Required task |
Below are records. Copy every line with "Képző" in it.
---
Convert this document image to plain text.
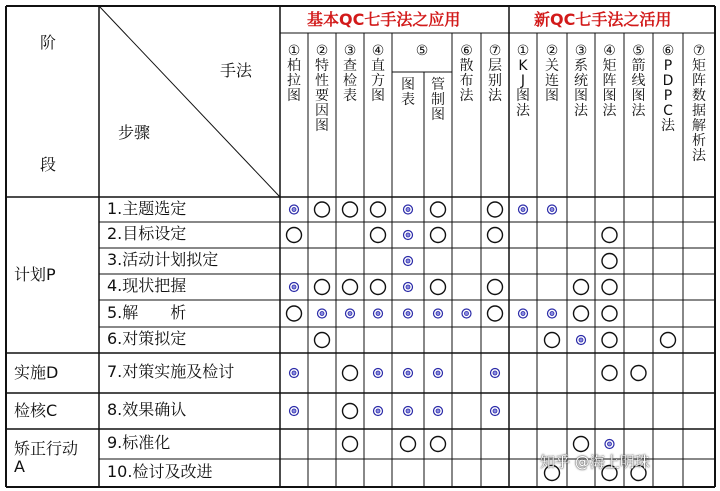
阶
段
手法
步骤
基本QC七手法之应用	新QC七手法之活用
①
柏
拉
图
②
特
性
要
因
图
③
查
检
表
④
直
方
图
⑤
图
表
管
制
图
⑥
散
布
法
⑦
层
别
法
①
K
J
图
法
②
关
连
图
③
系
统
图
法
④
矩
阵
图
法
⑤
箭
线
图
法
⑥
P
D
P
C
法
⑦
矩
阵
数
据
解
析
法
计划P
实施D
检核C
矫正行动A
1.主题选定
2.目标设定
3.活动计划拟定
4.现状把握
5.解　　析
6.对策拟定
7.对策实施及检讨
8.效果确认
9.标准化
10.检讨及改进	知乎 @海上明珠
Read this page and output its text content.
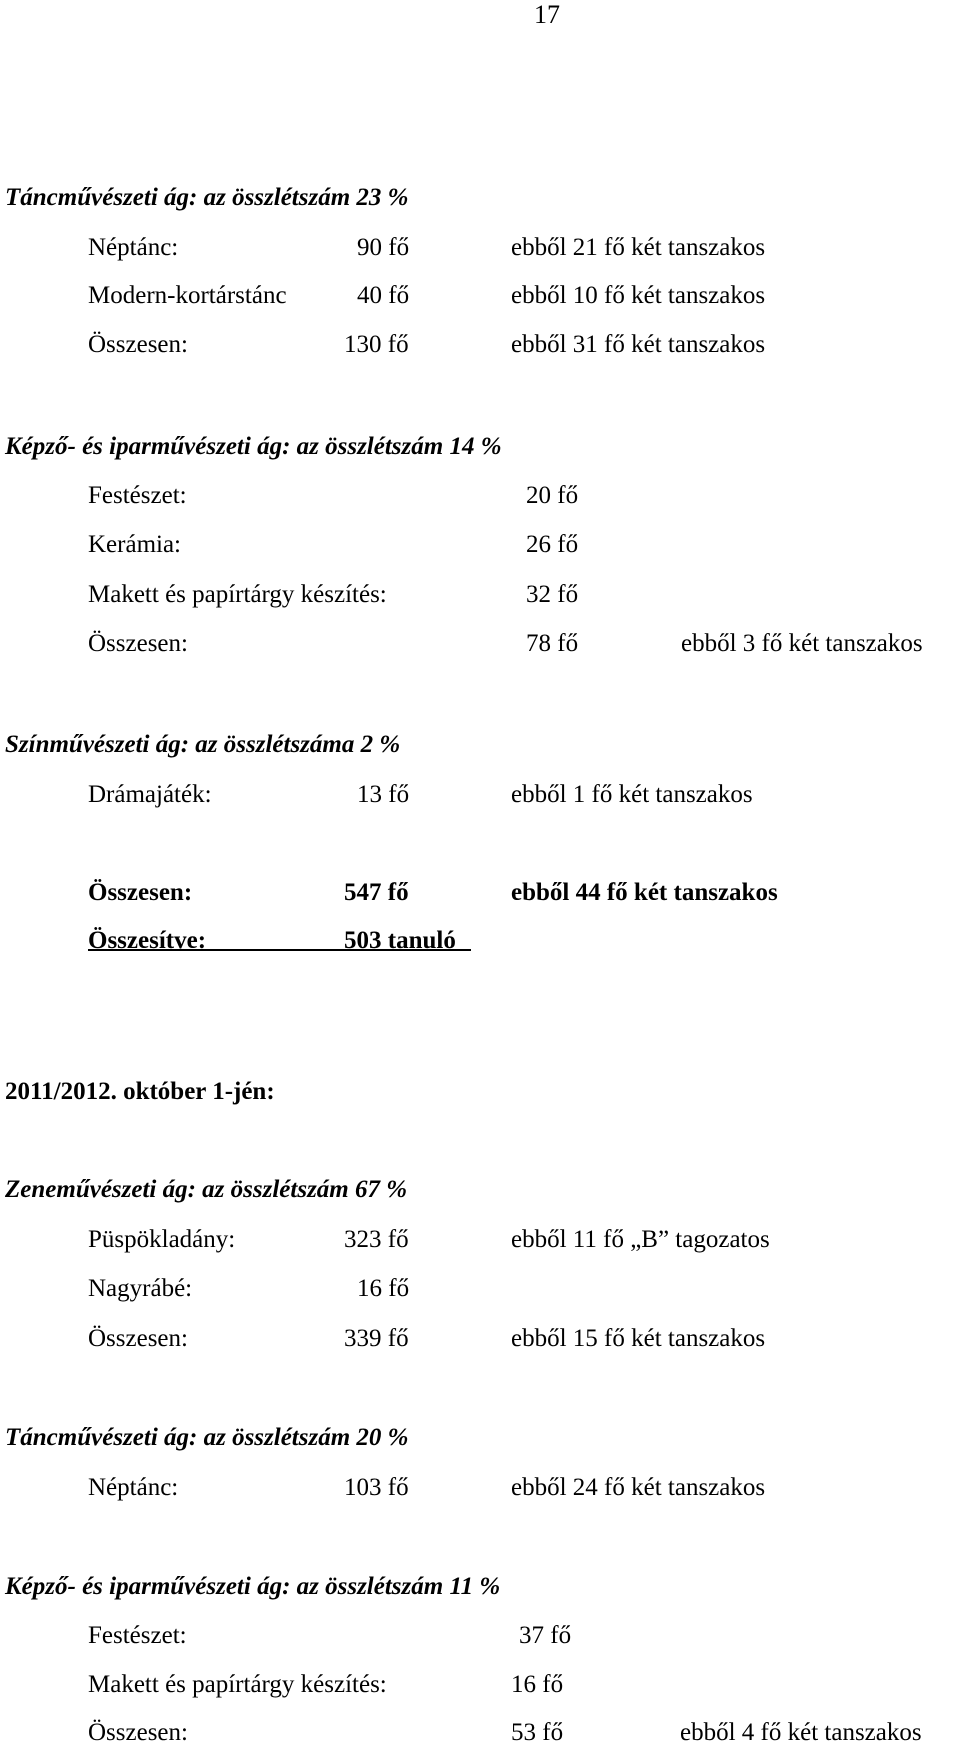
17
Táncművészeti ág: az összlétszám 23 %
Néptánc:	90 fő	ebből 21 fő két tanszakos
Modern-kortárstánc	40 fő	ebből 10 fő két tanszakos
Összesen:	130 fő	ebből 31 fő két tanszakos
Képző- és iparművészeti ág: az összlétszám 14 %
Festészet:	20 fő
Kerámia:	26 fő
Makett és papírtárgy készítés:	32 fő
Összesen:	78 fő	ebből 3 fő két tanszakos
Színművészeti ág: az összlétszáma 2 %
Drámajáték:	13 fő	ebből 1 fő két tanszakos
Összesen:	547 fő	ebből 44 fő két tanszakos
Összesítve:	503 tanuló
2011/2012. október 1-jén:
Zeneművészeti ág: az összlétszám 67 %
Püspökladány:	323 fő	ebből 11 fő „B” tagozatos
Nagyrábé:	16 fő
Összesen:	339 fő	ebből 15 fő két tanszakos
Táncművészeti ág: az összlétszám 20 %
Néptánc:	103 fő	ebből 24 fő két tanszakos
Képző- és iparművészeti ág: az összlétszám 11 %
Festészet:	37 fő
Makett és papírtárgy készítés:	16 fő
Összesen:	53 fő	ebből 4 fő két tanszakos
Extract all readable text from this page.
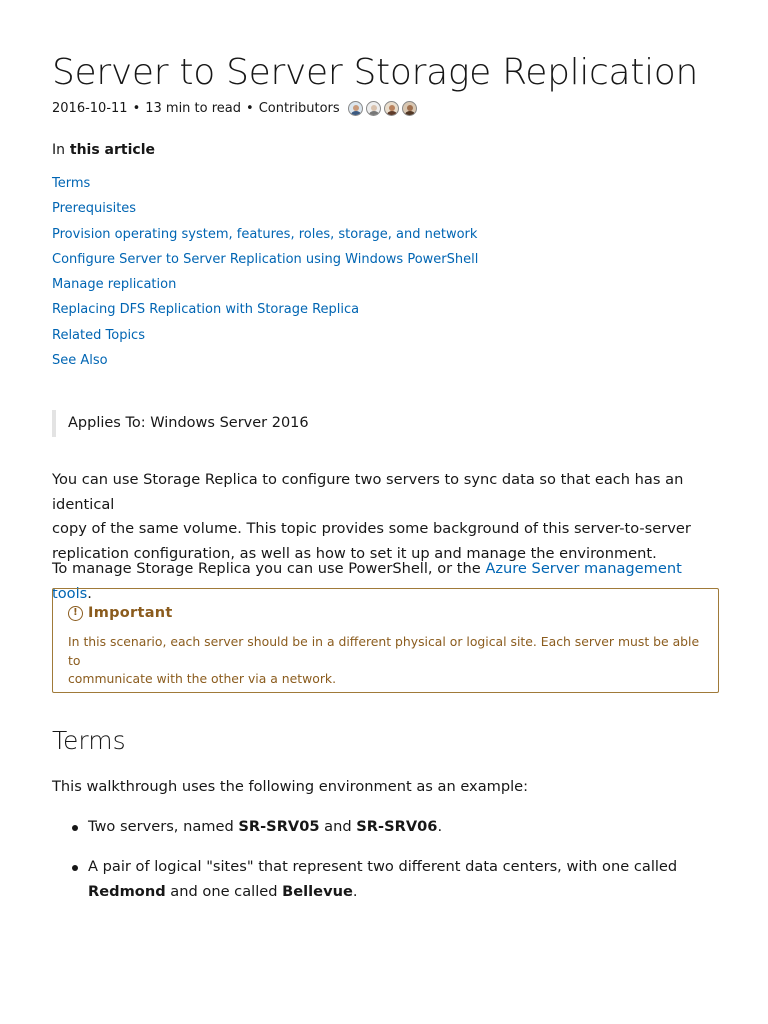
Server to Server Storage Replication
2016-10-11 • 13 min to read • Contributors
In this article
Terms
Prerequisites
Provision operating system, features, roles, storage, and network
Configure Server to Server Replication using Windows PowerShell
Manage replication
Replacing DFS Replication with Storage Replica
Related Topics
See Also
Applies To: Windows Server 2016
You can use Storage Replica to configure two servers to sync data so that each has an identical
copy of the same volume. This topic provides some background of this server-to-server
replication configuration, as well as how to set it up and manage the environment.
To manage Storage Replica you can use PowerShell, or the Azure Server management tools.
! Important
In this scenario, each server should be in a different physical or logical site. Each server must be able to
communicate with the other via a network.
Terms
This walkthrough uses the following environment as an example:
Two servers, named SR-SRV05 and SR-SRV06.
A pair of logical "sites" that represent two different data centers, with one called
Redmond and one called Bellevue.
---
Solution below |
Képző- és iparművészeti ág: az összlétszám 14 %
Képző- és iparművészeti ág: az összlétszám 11 %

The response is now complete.